Your instructions:
Identify each line below containing the string "points" and copy it.

Records excerpted from a collection:
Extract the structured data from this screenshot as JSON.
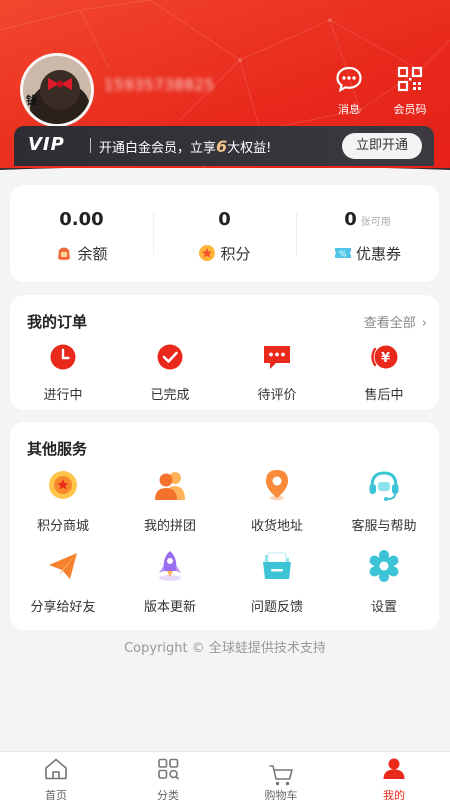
{
  "profile": {
    "phone": "15935738825",
    "actions": [
      {
        "label": "消息",
        "icon": "message-icon"
      },
      {
        "label": "会员码",
        "icon": "qr-code-icon"
      }
    ]
  },
  "vip": {
    "logo": "VIP",
    "text_before": "开通白金会员，立享",
    "count": "6",
    "text_after": "大权益!",
    "button": "立即开通"
  },
  "stats": [
    {
      "value": "0.00",
      "label": "余额",
      "icon": "wallet-icon"
    },
    {
      "value": "0",
      "label": "积分",
      "icon": "points-icon"
    },
    {
      "value": "0",
      "sub": "张可用",
      "label": "优惠券",
      "icon": "coupon-icon"
    }
  ],
  "orders": {
    "title": "我的订单",
    "view_all": "查看全部",
    "items": [
      {
        "label": "进行中",
        "icon": "clock-icon"
      },
      {
        "label": "已完成",
        "icon": "check-icon"
      },
      {
        "label": "待评价",
        "icon": "comment-icon"
      },
      {
        "label": "售后中",
        "icon": "refund-icon"
      }
    ]
  },
  "services": {
    "title": "其他服务",
    "items": [
      {
        "label": "积分商城",
        "icon": "points-mall-icon"
      },
      {
        "label": "我的拼团",
        "icon": "group-buy-icon"
      },
      {
        "label": "收货地址",
        "icon": "location-icon"
      },
      {
        "label": "客服与帮助",
        "icon": "headset-icon"
      },
      {
        "label": "分享给好友",
        "icon": "share-icon"
      },
      {
        "label": "版本更新",
        "icon": "rocket-icon"
      },
      {
        "label": "问题反馈",
        "icon": "feedback-icon"
      },
      {
        "label": "设置",
        "icon": "settings-icon"
      }
    ]
  },
  "copyright": "Copyright © 全球蛙提供技术支持",
  "tabs": [
    {
      "label": "首页",
      "icon": "home-icon"
    },
    {
      "label": "分类",
      "icon": "category-icon"
    },
    {
      "label": "购物车",
      "icon": "cart-icon"
    },
    {
      "label": "我的",
      "icon": "profile-icon",
      "active": true
    }
  ],
  "colors": {
    "brand": "#e8291c",
    "vip_bar": "#333136",
    "vip_accent": "#f2c389"
  }
}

Output below:
      "icon": "points-icon"
        "icon": "points-mall-icon"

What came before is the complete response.